- Records to process
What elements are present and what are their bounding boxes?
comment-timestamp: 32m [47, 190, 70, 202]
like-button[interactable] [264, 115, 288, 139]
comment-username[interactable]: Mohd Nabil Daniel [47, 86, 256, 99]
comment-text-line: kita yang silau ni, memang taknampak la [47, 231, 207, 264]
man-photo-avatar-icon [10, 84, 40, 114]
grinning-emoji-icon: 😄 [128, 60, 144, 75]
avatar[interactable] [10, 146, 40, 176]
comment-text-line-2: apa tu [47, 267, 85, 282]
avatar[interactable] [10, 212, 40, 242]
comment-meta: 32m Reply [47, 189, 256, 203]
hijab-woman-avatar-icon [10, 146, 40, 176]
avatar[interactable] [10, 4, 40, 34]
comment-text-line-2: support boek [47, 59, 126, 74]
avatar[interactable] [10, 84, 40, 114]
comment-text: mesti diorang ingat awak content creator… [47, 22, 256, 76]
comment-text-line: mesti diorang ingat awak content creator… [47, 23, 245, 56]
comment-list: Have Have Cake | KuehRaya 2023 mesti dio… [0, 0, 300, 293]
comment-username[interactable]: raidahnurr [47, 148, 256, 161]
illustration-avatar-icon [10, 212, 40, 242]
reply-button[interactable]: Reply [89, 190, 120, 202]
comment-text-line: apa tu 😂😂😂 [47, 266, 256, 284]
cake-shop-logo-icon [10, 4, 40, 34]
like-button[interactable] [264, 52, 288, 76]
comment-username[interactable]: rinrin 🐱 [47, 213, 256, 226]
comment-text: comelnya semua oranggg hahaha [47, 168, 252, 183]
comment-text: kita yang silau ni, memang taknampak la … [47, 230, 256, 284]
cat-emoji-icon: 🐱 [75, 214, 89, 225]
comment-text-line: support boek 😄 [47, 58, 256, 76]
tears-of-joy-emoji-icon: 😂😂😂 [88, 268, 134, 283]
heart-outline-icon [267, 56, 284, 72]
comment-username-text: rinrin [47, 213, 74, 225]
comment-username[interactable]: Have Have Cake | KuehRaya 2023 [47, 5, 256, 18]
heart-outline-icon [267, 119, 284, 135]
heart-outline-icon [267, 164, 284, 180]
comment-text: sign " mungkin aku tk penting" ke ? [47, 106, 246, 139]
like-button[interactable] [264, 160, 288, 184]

- Work instructions
Reproduce the material word for word, beginning with its first line and stopping after the line that contains "avatar[interactable] [10, 146, 40, 176]". Include that last line.

- Reply
What elements are present and what are their bounding boxes?
comment-timestamp: 32m [47, 190, 70, 202]
like-button[interactable] [264, 115, 288, 139]
comment-username[interactable]: Mohd Nabil Daniel [47, 86, 256, 99]
comment-text-line: kita yang silau ni, memang taknampak la [47, 231, 207, 264]
man-photo-avatar-icon [10, 84, 40, 114]
grinning-emoji-icon: 😄 [128, 60, 144, 75]
avatar[interactable] [10, 146, 40, 176]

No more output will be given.